— start Dataset records —
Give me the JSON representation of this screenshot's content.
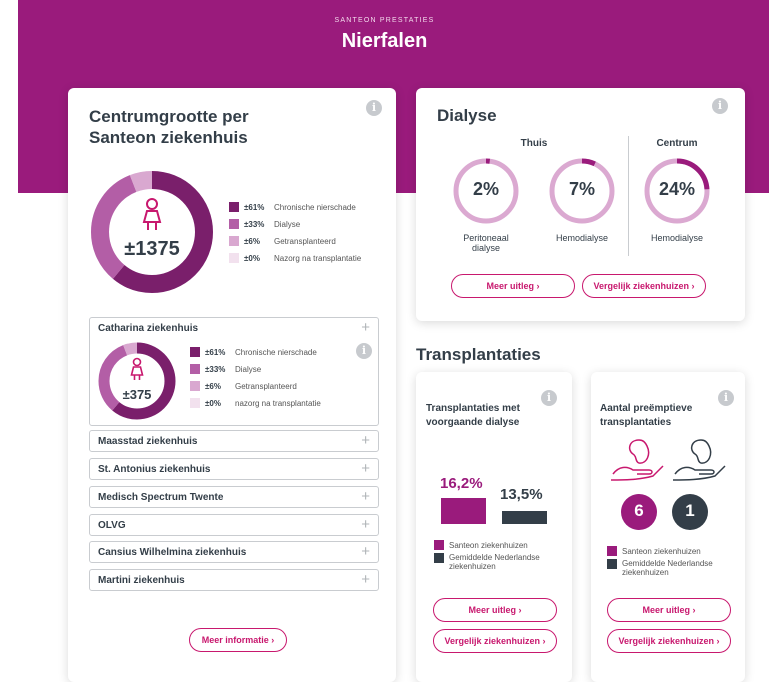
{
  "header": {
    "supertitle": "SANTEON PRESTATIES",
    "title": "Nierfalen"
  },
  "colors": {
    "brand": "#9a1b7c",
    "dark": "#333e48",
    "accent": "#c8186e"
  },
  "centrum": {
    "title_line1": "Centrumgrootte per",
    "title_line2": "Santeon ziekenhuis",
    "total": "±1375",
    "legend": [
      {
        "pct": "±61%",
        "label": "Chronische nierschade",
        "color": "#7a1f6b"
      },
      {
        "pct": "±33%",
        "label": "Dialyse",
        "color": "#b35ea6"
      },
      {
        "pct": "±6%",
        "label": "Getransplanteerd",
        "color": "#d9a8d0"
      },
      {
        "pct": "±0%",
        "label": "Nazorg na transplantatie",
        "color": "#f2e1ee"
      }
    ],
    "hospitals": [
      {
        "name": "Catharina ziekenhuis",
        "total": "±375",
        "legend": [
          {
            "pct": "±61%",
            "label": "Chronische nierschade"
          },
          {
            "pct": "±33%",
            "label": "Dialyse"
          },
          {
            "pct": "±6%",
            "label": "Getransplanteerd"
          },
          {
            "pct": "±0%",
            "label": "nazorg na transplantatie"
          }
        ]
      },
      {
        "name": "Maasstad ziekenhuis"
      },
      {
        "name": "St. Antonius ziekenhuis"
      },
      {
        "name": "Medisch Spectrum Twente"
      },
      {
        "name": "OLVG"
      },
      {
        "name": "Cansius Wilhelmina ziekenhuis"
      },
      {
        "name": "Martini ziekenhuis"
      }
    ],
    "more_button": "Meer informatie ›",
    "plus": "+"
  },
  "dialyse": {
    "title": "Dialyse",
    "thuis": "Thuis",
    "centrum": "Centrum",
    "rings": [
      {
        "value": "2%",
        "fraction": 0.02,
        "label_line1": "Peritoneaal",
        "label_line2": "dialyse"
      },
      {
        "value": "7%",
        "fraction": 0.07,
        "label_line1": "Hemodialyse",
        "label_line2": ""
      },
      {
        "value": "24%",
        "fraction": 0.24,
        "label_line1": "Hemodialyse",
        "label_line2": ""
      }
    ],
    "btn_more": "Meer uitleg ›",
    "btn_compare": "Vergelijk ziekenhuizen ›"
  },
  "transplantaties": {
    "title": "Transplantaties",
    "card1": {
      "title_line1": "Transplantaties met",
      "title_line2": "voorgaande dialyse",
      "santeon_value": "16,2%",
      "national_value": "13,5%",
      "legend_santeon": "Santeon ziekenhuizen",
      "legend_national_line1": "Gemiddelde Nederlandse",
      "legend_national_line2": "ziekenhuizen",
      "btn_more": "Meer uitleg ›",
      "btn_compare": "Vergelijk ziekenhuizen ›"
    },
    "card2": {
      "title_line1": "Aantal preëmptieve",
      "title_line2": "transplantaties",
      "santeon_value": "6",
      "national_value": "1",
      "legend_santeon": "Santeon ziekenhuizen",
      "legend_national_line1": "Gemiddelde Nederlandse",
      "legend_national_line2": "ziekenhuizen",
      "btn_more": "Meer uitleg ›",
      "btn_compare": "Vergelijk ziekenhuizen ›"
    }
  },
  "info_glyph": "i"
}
— end Dataset records —
#### [Problem]
Transcribe all entries above exactly. Drop the pictures.

#### [Answer below]
Give me the JSON representation of this screenshot's content.
{
  "header": {
    "supertitle": "SANTEON PRESTATIES",
    "title": "Nierfalen"
  },
  "colors": {
    "brand": "#9a1b7c",
    "dark": "#333e48",
    "accent": "#c8186e"
  },
  "centrum": {
    "title_line1": "Centrumgrootte per",
    "title_line2": "Santeon ziekenhuis",
    "total": "±1375",
    "legend": [
      {
        "pct": "±61%",
        "label": "Chronische nierschade",
        "color": "#7a1f6b"
      },
      {
        "pct": "±33%",
        "label": "Dialyse",
        "color": "#b35ea6"
      },
      {
        "pct": "±6%",
        "label": "Getransplanteerd",
        "color": "#d9a8d0"
      },
      {
        "pct": "±0%",
        "label": "Nazorg na transplantatie",
        "color": "#f2e1ee"
      }
    ],
    "hospitals": [
      {
        "name": "Catharina ziekenhuis",
        "total": "±375",
        "legend": [
          {
            "pct": "±61%",
            "label": "Chronische nierschade"
          },
          {
            "pct": "±33%",
            "label": "Dialyse"
          },
          {
            "pct": "±6%",
            "label": "Getransplanteerd"
          },
          {
            "pct": "±0%",
            "label": "nazorg na transplantatie"
          }
        ]
      },
      {
        "name": "Maasstad ziekenhuis"
      },
      {
        "name": "St. Antonius ziekenhuis"
      },
      {
        "name": "Medisch Spectrum Twente"
      },
      {
        "name": "OLVG"
      },
      {
        "name": "Cansius Wilhelmina ziekenhuis"
      },
      {
        "name": "Martini ziekenhuis"
      }
    ],
    "more_button": "Meer informatie ›",
    "plus": "+"
  },
  "dialyse": {
    "title": "Dialyse",
    "thuis": "Thuis",
    "centrum": "Centrum",
    "rings": [
      {
        "value": "2%",
        "fraction": 0.02,
        "label_line1": "Peritoneaal",
        "label_line2": "dialyse"
      },
      {
        "value": "7%",
        "fraction": 0.07,
        "label_line1": "Hemodialyse",
        "label_line2": ""
      },
      {
        "value": "24%",
        "fraction": 0.24,
        "label_line1": "Hemodialyse",
        "label_line2": ""
      }
    ],
    "btn_more": "Meer uitleg ›",
    "btn_compare": "Vergelijk ziekenhuizen ›"
  },
  "transplantaties": {
    "title": "Transplantaties",
    "card1": {
      "title_line1": "Transplantaties met",
      "title_line2": "voorgaande dialyse",
      "santeon_value": "16,2%",
      "national_value": "13,5%",
      "legend_santeon": "Santeon ziekenhuizen",
      "legend_national_line1": "Gemiddelde Nederlandse",
      "legend_national_line2": "ziekenhuizen",
      "btn_more": "Meer uitleg ›",
      "btn_compare": "Vergelijk ziekenhuizen ›"
    },
    "card2": {
      "title_line1": "Aantal preëmptieve",
      "title_line2": "transplantaties",
      "santeon_value": "6",
      "national_value": "1",
      "legend_santeon": "Santeon ziekenhuizen",
      "legend_national_line1": "Gemiddelde Nederlandse",
      "legend_national_line2": "ziekenhuizen",
      "btn_more": "Meer uitleg ›",
      "btn_compare": "Vergelijk ziekenhuizen ›"
    }
  },
  "info_glyph": "i"
}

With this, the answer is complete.